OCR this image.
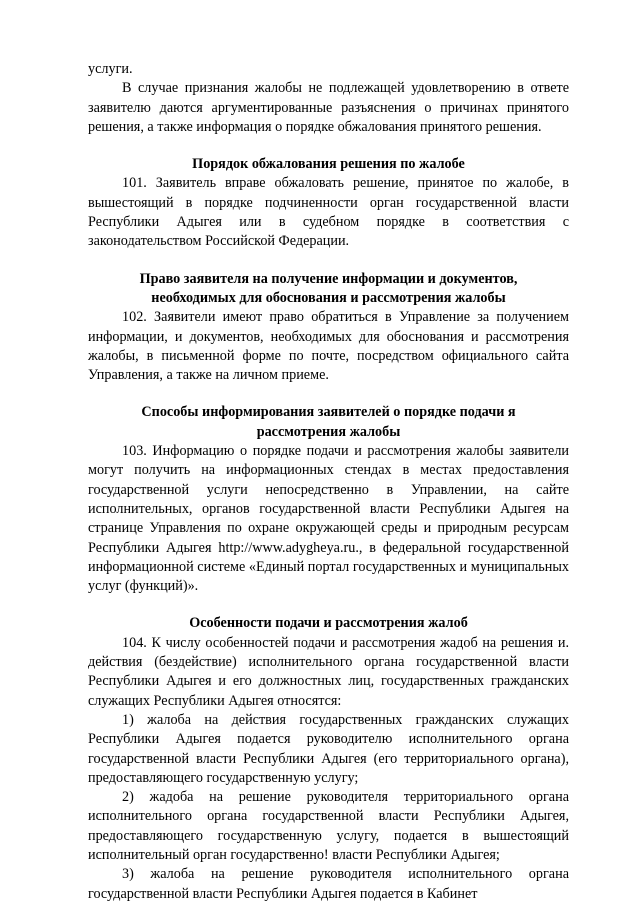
услуги.

В случае признания жалобы не подлежащей удовлетворению в ответе заявителю даются аргументированные разъяснения о причинах принятого решения, а также информация о порядке обжалования принятого решения.

Порядок обжалования решения по жалобе

101. Заявитель вправе обжаловать решение, принятое по жалобе, в вышестоящий в порядке подчиненности орган государственной власти Республики Адыгея или в судебном порядке в соответствия с законодательством Российской Федерации.

Право заявителя на получение информации и документов,

необходимых для обоснования и рассмотрения жалобы

102. Заявители имеют право обратиться в Управление за получением информации, и документов, необходимых для обоснования и рассмотрения жалобы, в письменной форме по почте, посредством официального сайта Управления, а также на личном приеме.

Способы информирования заявителей о порядке подачи я

рассмотрения жалобы

103. Информацию о порядке подачи и рассмотрения жалобы заявители могут получить на информационных стендах в местах предоставления государственной услуги непосредственно в Управлении, на сайте исполнительных, органов государственной власти Республики Адыгея на странице Управления по охране окружающей среды и природным ресурсам Республики Адыгея http://www.adygheya.ru., в федеральной государственной информационной системе «Единый портал государственных и муниципальных услуг (функций)».

Особенности подачи и рассмотрения жалоб

104. К числу особенностей подачи и рассмотрения жадоб на решения и. действия (бездействие) исполнительного органа государственной власти Республики Адыгея и его должностных лиц, государственных гражданских служащих Республики Адыгея относятся:

1) жалоба на действия государственных гражданских служащих Республики Адыгея подается руководителю исполнительного органа государственной власти Республики Адыгея (его территориального органа), предоставляющего государственную услугу;

2) жадоба на решение руководителя территориального органа исполнительного органа государственной власти Республики Адыгея, предоставляющего государственную услугу, подается в вышестоящий исполнительный орган государственно! власти Республики Адыгея;

3) жалоба на решение руководителя исполнительного органа государственной власти Республики Адыгея подается в Кабинет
★ ★ ★ ★ ★
EXERCISE |
Repeat the data in full and exactly. Omit pictures.

OUTPUT OF THE TASK |
OCR this image.
услуги.

В случае признания жалобы не подлежащей удовлетворению в ответе заявителю даются аргументированные разъяснения о причинах принятого решения, а также информация о порядке обжалования принятого решения.

Порядок обжалования решения по жалобе

101. Заявитель вправе обжаловать решение, принятое по жалобе, в вышестоящий в порядке подчиненности орган государственной власти Республики Адыгея или в судебном порядке в соответствия с законодательством Российской Федерации.

Право заявителя на получение информации и документов,

необходимых для обоснования и рассмотрения жалобы

102. Заявители имеют право обратиться в Управление за получением информации, и документов, необходимых для обоснования и рассмотрения жалобы, в письменной форме по почте, посредством официального сайта Управления, а также на личном приеме.

Способы информирования заявителей о порядке подачи я

рассмотрения жалобы

103. Информацию о порядке подачи и рассмотрения жалобы заявители могут получить на информационных стендах в местах предоставления государственной услуги непосредственно в Управлении, на сайте исполнительных, органов государственной власти Республики Адыгея на странице Управления по охране окружающей среды и природным ресурсам Республики Адыгея http://www.adygheya.ru., в федеральной государственной информационной системе «Единый портал государственных и муниципальных услуг (функций)».

Особенности подачи и рассмотрения жалоб

104. К числу особенностей подачи и рассмотрения жадоб на решения и. действия (бездействие) исполнительного органа государственной власти Республики Адыгея и его должностных лиц, государственных гражданских служащих Республики Адыгея относятся:

1) жалоба на действия государственных гражданских служащих Республики Адыгея подается руководителю исполнительного органа государственной власти Республики Адыгея (его территориального органа), предоставляющего государственную услугу;

2) жадоба на решение руководителя территориального органа исполнительного органа государственной власти Республики Адыгея, предоставляющего государственную услугу, подается в вышестоящий исполнительный орган государственно! власти Республики Адыгея;

3) жалоба на решение руководителя исполнительного органа государственной власти Республики Адыгея подается в Кабинет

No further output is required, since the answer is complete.